Requirement: Without the pictures, set down every line of the data exactly.

━━━━━ Given data

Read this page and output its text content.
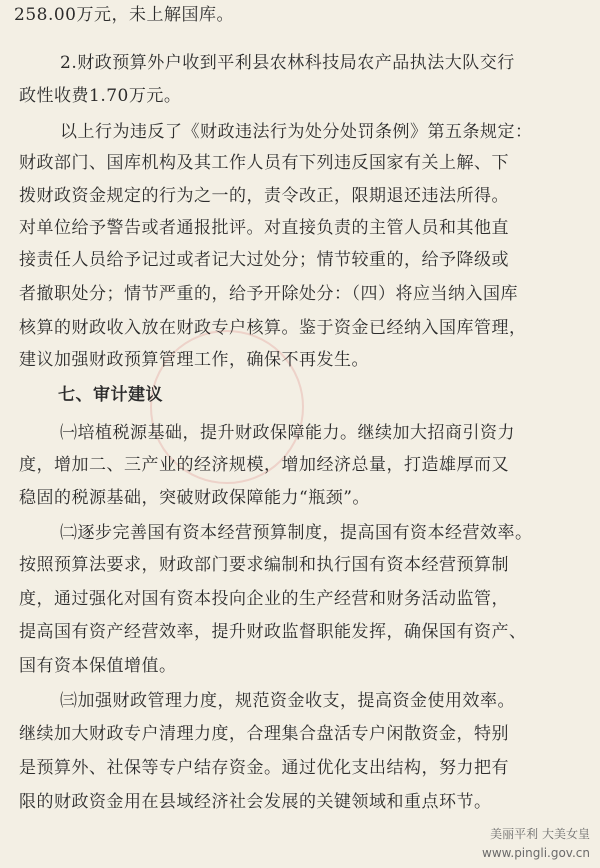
258.00万元，未上解国库。
2.财政预算外户收到平利县农林科技局农产品执法大队交行
政性收费1.70万元。
以上行为违反了《财政违法行为处分处罚条例》第五条规定：
财政部门、国库机构及其工作人员有下列违反国家有关上解、下
拨财政资金规定的行为之一的，责令改正，限期退还违法所得。
对单位给予警告或者通报批评。对直接负责的主管人员和其他直
接责任人员给予记过或者记大过处分；情节较重的，给予降级或
者撤职处分；情节严重的，给予开除处分：（四）将应当纳入国库
核算的财政收入放在财政专户核算。鉴于资金已经纳入国库管理，
建议加强财政预算管理工作，确保不再发生。
七、审计建议
㈠培植税源基础，提升财政保障能力。继续加大招商引资力
度，增加二、三产业的经济规模，增加经济总量，打造雄厚而又
稳固的税源基础，突破财政保障能力“瓶颈”。
㈡逐步完善国有资本经营预算制度，提高国有资本经营效率。
按照预算法要求，财政部门要求编制和执行国有资本经营预算制
度，通过强化对国有资本投向企业的生产经营和财务活动监管，
提高国有资产经营效率，提升财政监督职能发挥，确保国有资产、
国有资本保值增值。
㈢加强财政管理力度，规范资金收支，提高资金使用效率。
继续加大财政专户清理力度，合理集合盘活专户闲散资金，特别
是预算外、社保等专户结存资金。通过优化支出结构，努力把有
限的财政资金用在县域经济社会发展的关键领域和重点环节。
美丽平利 大美女皇
www.pingli.gov.cn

━━━━━━━━━━

Task response:
Read this page and output its text content.
258.00万元，未上解国库。
2.财政预算外户收到平利县农林科技局农产品执法大队交行
政性收费1.70万元。
以上行为违反了《财政违法行为处分处罚条例》第五条规定：
财政部门、国库机构及其工作人员有下列违反国家有关上解、下
拨财政资金规定的行为之一的，责令改正，限期退还违法所得。
对单位给予警告或者通报批评。对直接负责的主管人员和其他直
接责任人员给予记过或者记大过处分；情节较重的，给予降级或
者撤职处分；情节严重的，给予开除处分：（四）将应当纳入国库
核算的财政收入放在财政专户核算。鉴于资金已经纳入国库管理，
建议加强财政预算管理工作，确保不再发生。
七、审计建议
㈠培植税源基础，提升财政保障能力。继续加大招商引资力
度，增加二、三产业的经济规模，增加经济总量，打造雄厚而又
稳固的税源基础，突破财政保障能力“瓶颈”。
㈡逐步完善国有资本经营预算制度，提高国有资本经营效率。
按照预算法要求，财政部门要求编制和执行国有资本经营预算制
度，通过强化对国有资本投向企业的生产经营和财务活动监管，
提高国有资产经营效率，提升财政监督职能发挥，确保国有资产、
国有资本保值增值。
㈢加强财政管理力度，规范资金收支，提高资金使用效率。
继续加大财政专户清理力度，合理集合盘活专户闲散资金，特别
是预算外、社保等专户结存资金。通过优化支出结构，努力把有
限的财政资金用在县域经济社会发展的关键领域和重点环节。
美丽平利 大美女皇
www.pingli.gov.cn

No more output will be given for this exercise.